* [Requirements] Collect from the data below each line with "index".

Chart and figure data
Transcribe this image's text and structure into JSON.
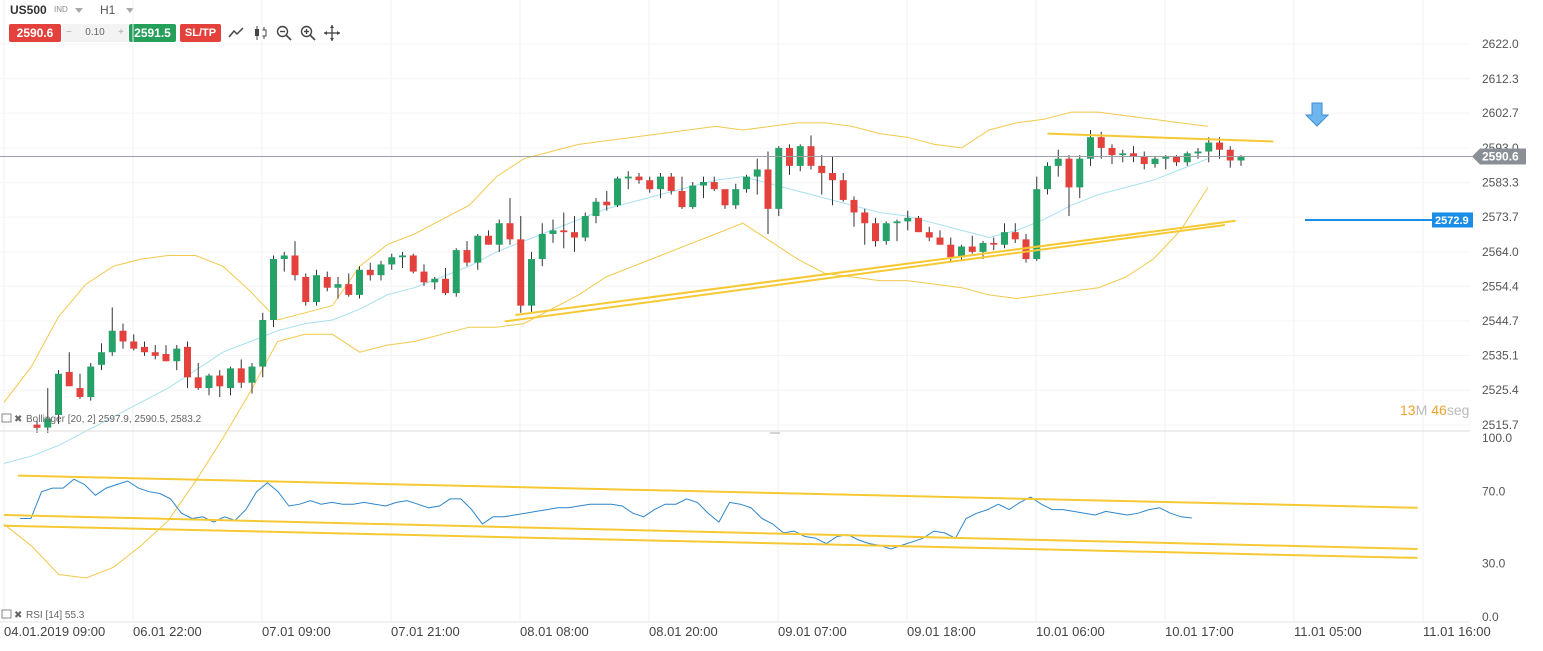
{
  "toolbar": {
    "symbol": "US500",
    "symbol_type": "IND",
    "timeframe": "H1",
    "sell_price": "2590.6",
    "spread": "0.10",
    "spread_minus": "−",
    "spread_plus": "+",
    "buy_price": "2591.5",
    "sltp_label": "SL/TP",
    "tools": [
      "trendline-icon",
      "chart-type-icon",
      "zoom-out-icon",
      "zoom-in-icon",
      "crosshair-icon"
    ]
  },
  "colors": {
    "bull": "#26a269",
    "bear": "#e5413c",
    "bollinger": "#f2c94c",
    "ma": "#a8e0ef",
    "trendline": "#f6c934",
    "rsi": "#2f86c9",
    "current_price_bg": "#8a8f96",
    "alert_bg": "#1a8ee6"
  },
  "chart_data": [
    {
      "type": "candlestick",
      "title": "US500",
      "timeframe": "H1",
      "ylim": [
        2513,
        2628
      ],
      "y_ticks": [
        "2622.0",
        "2612.3",
        "2602.7",
        "2593.0",
        "2583.3",
        "2573.7",
        "2564.0",
        "2554.4",
        "2544.7",
        "2535.1",
        "2525.4",
        "2515.7"
      ],
      "x_ticks": [
        {
          "label": "04.01.2019 09:00",
          "index": 0
        },
        {
          "label": "06.01 22:00",
          "index": 12
        },
        {
          "label": "07.01 09:00",
          "index": 24
        },
        {
          "label": "07.01 21:00",
          "index": 36
        },
        {
          "label": "08.01 08:00",
          "index": 48
        },
        {
          "label": "08.01 20:00",
          "index": 60
        },
        {
          "label": "09.01 07:00",
          "index": 72
        },
        {
          "label": "09.01 18:00",
          "index": 84
        },
        {
          "label": "10.01 06:00",
          "index": 96
        },
        {
          "label": "10.01 17:00",
          "index": 108
        },
        {
          "label": "11.01 05:00",
          "index": 120
        },
        {
          "label": "11.01 16:00",
          "index": 132
        }
      ],
      "candles": [
        [
          2515.8,
          2516.8,
          2513.5,
          2514.9
        ],
        [
          2515.0,
          2526.0,
          2513.5,
          2517.5
        ],
        [
          2518.5,
          2531.0,
          2516.0,
          2530.0
        ],
        [
          2530.5,
          2536.0,
          2527.0,
          2526.5
        ],
        [
          2526.0,
          2530.0,
          2523.0,
          2523.5
        ],
        [
          2523.5,
          2533.0,
          2522.5,
          2532.0
        ],
        [
          2532.5,
          2538.5,
          2531.0,
          2536.0
        ],
        [
          2536.0,
          2548.5,
          2535.0,
          2542.0
        ],
        [
          2542.0,
          2544.0,
          2537.0,
          2539.0
        ],
        [
          2539.0,
          2541.0,
          2536.5,
          2537.0
        ],
        [
          2537.5,
          2539.0,
          2535.0,
          2536.0
        ],
        [
          2536.0,
          2538.0,
          2534.0,
          2535.0
        ],
        [
          2535.5,
          2538.0,
          2533.5,
          2533.5
        ],
        [
          2533.5,
          2538.0,
          2531.0,
          2537.0
        ],
        [
          2537.5,
          2539.0,
          2526.0,
          2529.0
        ],
        [
          2529.0,
          2533.0,
          2525.5,
          2526.0
        ],
        [
          2526.0,
          2530.0,
          2524.0,
          2529.5
        ],
        [
          2529.5,
          2531.0,
          2523.5,
          2526.5
        ],
        [
          2526.0,
          2532.0,
          2524.0,
          2531.5
        ],
        [
          2531.5,
          2534.0,
          2526.0,
          2527.5
        ],
        [
          2527.5,
          2533.0,
          2524.5,
          2532.0
        ],
        [
          2532.0,
          2547.0,
          2529.0,
          2545.0
        ],
        [
          2545.0,
          2563.0,
          2543.0,
          2562.0
        ],
        [
          2562.0,
          2564.0,
          2558.5,
          2563.0
        ],
        [
          2563.0,
          2567.0,
          2556.0,
          2557.5
        ],
        [
          2557.0,
          2558.0,
          2549.0,
          2550.0
        ],
        [
          2550.0,
          2559.0,
          2549.0,
          2557.5
        ],
        [
          2557.0,
          2558.5,
          2553.0,
          2554.0
        ],
        [
          2554.0,
          2557.0,
          2551.0,
          2555.0
        ],
        [
          2555.0,
          2558.0,
          2551.5,
          2552.0
        ],
        [
          2552.0,
          2560.0,
          2551.0,
          2559.0
        ],
        [
          2559.0,
          2561.0,
          2556.0,
          2557.5
        ],
        [
          2557.5,
          2561.5,
          2556.0,
          2560.5
        ],
        [
          2560.5,
          2563.5,
          2559.0,
          2562.5
        ],
        [
          2562.5,
          2564.0,
          2559.5,
          2563.0
        ],
        [
          2563.0,
          2563.5,
          2558.0,
          2558.5
        ],
        [
          2558.5,
          2560.5,
          2554.5,
          2555.5
        ],
        [
          2555.5,
          2557.0,
          2553.5,
          2556.5
        ],
        [
          2556.5,
          2559.5,
          2552.0,
          2552.5
        ],
        [
          2552.5,
          2565.0,
          2551.5,
          2564.5
        ],
        [
          2564.5,
          2567.0,
          2560.0,
          2561.0
        ],
        [
          2561.0,
          2569.0,
          2559.0,
          2568.5
        ],
        [
          2568.5,
          2570.0,
          2566.0,
          2566.0
        ],
        [
          2566.0,
          2573.0,
          2564.0,
          2572.0
        ],
        [
          2572.0,
          2579.0,
          2566.0,
          2567.5
        ],
        [
          2567.5,
          2574.0,
          2547.0,
          2549.0
        ],
        [
          2549.0,
          2564.0,
          2547.0,
          2562.0
        ],
        [
          2562.0,
          2572.0,
          2560.0,
          2569.0
        ],
        [
          2569.0,
          2573.0,
          2566.5,
          2570.0
        ],
        [
          2570.0,
          2575.0,
          2565.0,
          2569.5
        ],
        [
          2569.5,
          2574.0,
          2564.0,
          2568.0
        ],
        [
          2568.0,
          2575.0,
          2567.0,
          2574.0
        ],
        [
          2574.0,
          2579.0,
          2572.0,
          2578.0
        ],
        [
          2578.0,
          2581.0,
          2575.5,
          2577.0
        ],
        [
          2577.0,
          2585.0,
          2576.5,
          2584.5
        ],
        [
          2584.5,
          2586.5,
          2581.5,
          2585.0
        ],
        [
          2585.0,
          2586.0,
          2583.0,
          2584.0
        ],
        [
          2584.0,
          2585.0,
          2580.5,
          2581.5
        ],
        [
          2581.5,
          2586.0,
          2579.0,
          2585.0
        ],
        [
          2585.0,
          2586.0,
          2580.0,
          2581.0
        ],
        [
          2581.0,
          2585.0,
          2576.0,
          2576.5
        ],
        [
          2576.5,
          2583.5,
          2576.0,
          2582.5
        ],
        [
          2582.5,
          2585.0,
          2579.0,
          2583.5
        ],
        [
          2583.5,
          2585.0,
          2581.0,
          2581.5
        ],
        [
          2581.5,
          2580.5,
          2576.0,
          2577.0
        ],
        [
          2577.0,
          2583.0,
          2576.0,
          2581.5
        ],
        [
          2581.5,
          2585.5,
          2580.5,
          2585.0
        ],
        [
          2585.0,
          2590.0,
          2580.0,
          2587.0
        ],
        [
          2587.0,
          2592.0,
          2569.0,
          2576.0
        ],
        [
          2576.0,
          2593.5,
          2574.0,
          2593.0
        ],
        [
          2593.0,
          2594.0,
          2585.5,
          2588.0
        ],
        [
          2588.0,
          2594.0,
          2586.5,
          2593.5
        ],
        [
          2593.5,
          2596.5,
          2587.0,
          2588.0
        ],
        [
          2588.0,
          2591.0,
          2580.0,
          2586.0
        ],
        [
          2586.0,
          2590.5,
          2577.0,
          2584.0
        ],
        [
          2584.0,
          2586.0,
          2578.0,
          2578.5
        ],
        [
          2578.5,
          2579.5,
          2571.0,
          2575.0
        ],
        [
          2575.0,
          2576.0,
          2566.0,
          2572.0
        ],
        [
          2572.0,
          2573.5,
          2565.5,
          2567.0
        ],
        [
          2567.0,
          2572.5,
          2566.0,
          2572.0
        ],
        [
          2572.0,
          2573.0,
          2567.0,
          2572.5
        ],
        [
          2572.5,
          2575.5,
          2570.0,
          2573.5
        ],
        [
          2573.5,
          2574.0,
          2569.5,
          2569.5
        ],
        [
          2569.5,
          2571.0,
          2567.0,
          2568.0
        ],
        [
          2568.0,
          2570.0,
          2566.0,
          2566.0
        ],
        [
          2566.0,
          2568.0,
          2561.0,
          2562.5
        ],
        [
          2562.5,
          2566.0,
          2561.5,
          2565.5
        ],
        [
          2565.5,
          2568.5,
          2563.5,
          2564.0
        ],
        [
          2564.0,
          2567.0,
          2562.0,
          2566.5
        ],
        [
          2566.5,
          2568.0,
          2564.5,
          2566.0
        ],
        [
          2566.0,
          2572.0,
          2565.0,
          2569.5
        ],
        [
          2569.5,
          2572.0,
          2566.5,
          2567.5
        ],
        [
          2567.5,
          2569.0,
          2561.0,
          2562.0
        ],
        [
          2562.0,
          2585.0,
          2561.5,
          2581.5
        ],
        [
          2581.5,
          2589.0,
          2580.0,
          2588.0
        ],
        [
          2588.0,
          2592.5,
          2585.0,
          2590.0
        ],
        [
          2590.0,
          2591.0,
          2574.0,
          2582.0
        ],
        [
          2582.0,
          2591.0,
          2579.0,
          2590.0
        ],
        [
          2590.0,
          2598.0,
          2588.0,
          2596.0
        ],
        [
          2596.0,
          2597.5,
          2590.0,
          2593.0
        ],
        [
          2593.0,
          2594.0,
          2588.5,
          2591.0
        ],
        [
          2591.0,
          2592.5,
          2589.0,
          2591.5
        ],
        [
          2591.5,
          2593.5,
          2589.0,
          2590.5
        ],
        [
          2590.5,
          2592.0,
          2587.0,
          2588.5
        ],
        [
          2588.5,
          2590.5,
          2587.5,
          2590.0
        ],
        [
          2590.0,
          2591.0,
          2587.0,
          2590.5
        ],
        [
          2590.5,
          2591.0,
          2588.0,
          2589.0
        ],
        [
          2589.0,
          2592.0,
          2588.0,
          2591.5
        ],
        [
          2591.5,
          2593.0,
          2590.0,
          2592.0
        ],
        [
          2592.0,
          2596.0,
          2589.0,
          2594.5
        ],
        [
          2594.5,
          2596.0,
          2590.0,
          2592.5
        ],
        [
          2592.5,
          2593.5,
          2587.5,
          2589.5
        ],
        [
          2589.5,
          2591.0,
          2588.0,
          2590.6
        ]
      ],
      "bollinger": {
        "label": "Bollinger [20, 2] 2597.9, 2590.5, 2583.2",
        "upper": [
          2522,
          2532,
          2546,
          2555,
          2560,
          2562,
          2563,
          2563,
          2560,
          2553,
          2545,
          2547,
          2549,
          2560,
          2566,
          2569,
          2573,
          2577,
          2585,
          2590,
          2592,
          2594,
          2595,
          2596,
          2597,
          2598,
          2599,
          2598,
          2599,
          2600,
          2600,
          2599,
          2597,
          2596,
          2594,
          2593,
          2598,
          2600,
          2601,
          2603,
          2603,
          2602,
          2601,
          2600,
          2599
        ],
        "middle": [
          2505,
          2507,
          2510,
          2514,
          2518,
          2522,
          2526,
          2531,
          2536,
          2539,
          2542,
          2544,
          2545,
          2548,
          2552,
          2554,
          2557,
          2560,
          2564,
          2567,
          2570,
          2573,
          2576,
          2578,
          2580,
          2582,
          2584,
          2585,
          2583,
          2581,
          2579,
          2577,
          2575,
          2574,
          2572,
          2570,
          2568,
          2570,
          2573,
          2577,
          2580,
          2582,
          2584,
          2587,
          2590
        ],
        "lower": [
          2488,
          2482,
          2474,
          2473,
          2476,
          2482,
          2489,
          2500,
          2512,
          2525,
          2539,
          2541,
          2541,
          2536,
          2538,
          2539,
          2541,
          2543,
          2543,
          2544,
          2548,
          2552,
          2557,
          2560,
          2563,
          2566,
          2569,
          2572,
          2567,
          2562,
          2558,
          2557,
          2556,
          2556,
          2555,
          2554,
          2552,
          2551,
          2552,
          2553,
          2554,
          2557,
          2562,
          2570,
          2582
        ]
      },
      "annotations": {
        "current_price": "2590.6",
        "alert_price": "2572.9",
        "alert_value": 2572.9,
        "countdown_value": "13",
        "countdown_unit_m": "M",
        "countdown_seconds": "46",
        "countdown_unit_s": "seg",
        "trendlines": [
          {
            "from": [
              44.5,
              2546.4
            ],
            "to": [
              111.5,
              2572.7
            ]
          },
          {
            "from": [
              43.5,
              2544.6
            ],
            "to": [
              110.5,
              2571.5
            ]
          },
          {
            "from": [
              94,
              2597.0
            ],
            "to": [
              115,
              2594.8
            ]
          }
        ]
      }
    },
    {
      "type": "line",
      "title": "RSI",
      "label": "RSI [14] 55.3",
      "ylim": [
        0,
        100
      ],
      "y_ticks": [
        "100.0",
        "70.0",
        "30.0",
        "0.0"
      ],
      "series": [
        {
          "name": "RSI [14] 55.3",
          "values": [
            55,
            55,
            70,
            72,
            72,
            77,
            74,
            68,
            72,
            74,
            76,
            72,
            70,
            69,
            66,
            58,
            55,
            56,
            53,
            56,
            54,
            60,
            70,
            75,
            70,
            62,
            63,
            65,
            63,
            64,
            63,
            63,
            64,
            63,
            62,
            64,
            65,
            63,
            61,
            62,
            66,
            66,
            60,
            52,
            56,
            56,
            57,
            58,
            59,
            60,
            61,
            61,
            62,
            63,
            63,
            63,
            62,
            58,
            56,
            60,
            63,
            63,
            66,
            64,
            58,
            53,
            64,
            63,
            61,
            55,
            52,
            47,
            48,
            45,
            44,
            41,
            45,
            46,
            43,
            41,
            40,
            38,
            40,
            42,
            44,
            48,
            47,
            44,
            55,
            58,
            60,
            63,
            60,
            64,
            67,
            63,
            60,
            60,
            59,
            58,
            57,
            59,
            58,
            57,
            58,
            60,
            61,
            58,
            56,
            55.3
          ],
          "x_start": 1.5
        }
      ],
      "trendlines": [
        {
          "from": [
            1.3,
            79
          ],
          "to": [
            131.5,
            61
          ]
        },
        {
          "from": [
            0,
            57
          ],
          "to": [
            131.5,
            38
          ]
        },
        {
          "from": [
            0,
            51
          ],
          "to": [
            131.5,
            33
          ]
        }
      ]
    }
  ]
}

* [Result for this exercise]
          "index": 0
          "index": 12
          "index": 24
          "index": 36
          "index": 48
          "index": 60
          "index": 72
          "index": 84
          "index": 96
          "index": 108
          "index": 120
          "index": 132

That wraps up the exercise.